EXERCISE DIRECTIONS ▸ Reproduce every line of the records below without any change, but leave out the pictures.

ENTRIES SUPPLIED ▸
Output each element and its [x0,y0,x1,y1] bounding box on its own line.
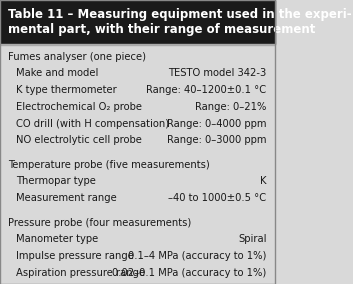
Text: Range: 0–21%: Range: 0–21% [195,102,267,112]
Text: CO drill (with H compensation): CO drill (with H compensation) [17,119,169,129]
Bar [0,44,275,45]
Text: K: K [260,176,267,187]
Text: Manometer type: Manometer type [17,234,99,244]
Text: TESTO model 342-3: TESTO model 342-3 [168,68,267,78]
Text: Range: 40–1200±0.1 °C: Range: 40–1200±0.1 °C [146,85,267,95]
Text: Pressure probe (four measurements): Pressure probe (four measurements) [8,218,191,227]
Text: –40 to 1000±0.5 °C: –40 to 1000±0.5 °C [168,193,267,203]
Text: NO electrolytic cell probe: NO electrolytic cell probe [17,135,142,145]
Text: Impulse pressure range: Impulse pressure range [17,251,134,261]
Text: 0.02–0.1 MPa (accuracy to 1%): 0.02–0.1 MPa (accuracy to 1%) [112,268,267,278]
Text: Thermopar type: Thermopar type [17,176,96,187]
Text: Aspiration pressure range: Aspiration pressure range [17,268,145,278]
Text: Make and model: Make and model [17,68,99,78]
Text: Spiral: Spiral [238,234,267,244]
Text: Table 11 – Measuring equipment used in the experi-
mental part, with their range: Table 11 – Measuring equipment used in t… [8,8,352,36]
Text: Electrochemical O₂ probe: Electrochemical O₂ probe [17,102,143,112]
Text: 0.1–4 MPa (accuracy to 1%): 0.1–4 MPa (accuracy to 1%) [128,251,267,261]
Text: Range: 0–4000 ppm: Range: 0–4000 ppm [167,119,267,129]
Text: Temperature probe (five measurements): Temperature probe (five measurements) [8,160,210,170]
Text: Range: 0–3000 ppm: Range: 0–3000 ppm [167,135,267,145]
Text: K type thermometer: K type thermometer [17,85,117,95]
Text: Fumes analyser (one piece): Fumes analyser (one piece) [8,52,146,62]
Text: Measurement range: Measurement range [17,193,117,203]
Bar [0,0,275,44]
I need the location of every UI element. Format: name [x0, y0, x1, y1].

OUTPUT OF THE EXERCISE ▸
Output each element and its [x0,y0,x1,y1] bounding box on its own line.
Text: Range: 0–21%: Range: 0–21% [195,102,267,112]
Text: CO drill (with H compensation): CO drill (with H compensation) [17,119,169,129]
Bar [0,44,275,45]
Text: K: K [260,176,267,187]
Text: Manometer type: Manometer type [17,234,99,244]
Text: TESTO model 342-3: TESTO model 342-3 [168,68,267,78]
Text: Range: 40–1200±0.1 °C: Range: 40–1200±0.1 °C [146,85,267,95]
Text: Pressure probe (four measurements): Pressure probe (four measurements) [8,218,191,227]
Text: –40 to 1000±0.5 °C: –40 to 1000±0.5 °C [168,193,267,203]
Text: NO electrolytic cell probe: NO electrolytic cell probe [17,135,142,145]
Text: Impulse pressure range: Impulse pressure range [17,251,134,261]
Text: 0.02–0.1 MPa (accuracy to 1%): 0.02–0.1 MPa (accuracy to 1%) [112,268,267,278]
Text: Thermopar type: Thermopar type [17,176,96,187]
Text: Aspiration pressure range: Aspiration pressure range [17,268,145,278]
Text: Make and model: Make and model [17,68,99,78]
Text: Spiral: Spiral [238,234,267,244]
Text: Table 11 – Measuring equipment used in the experi-
mental part, with their range: Table 11 – Measuring equipment used in t… [8,8,352,36]
Text: Electrochemical O₂ probe: Electrochemical O₂ probe [17,102,143,112]
Text: 0.1–4 MPa (accuracy to 1%): 0.1–4 MPa (accuracy to 1%) [128,251,267,261]
Text: Range: 0–4000 ppm: Range: 0–4000 ppm [167,119,267,129]
Text: Temperature probe (five measurements): Temperature probe (five measurements) [8,160,210,170]
Text: Range: 0–3000 ppm: Range: 0–3000 ppm [167,135,267,145]
Text: K type thermometer: K type thermometer [17,85,117,95]
Text: Fumes analyser (one piece): Fumes analyser (one piece) [8,52,146,62]
Text: Measurement range: Measurement range [17,193,117,203]
Bar [0,0,275,44]
I need the location of every UI element. Format: name [x0, y0, x1, y1].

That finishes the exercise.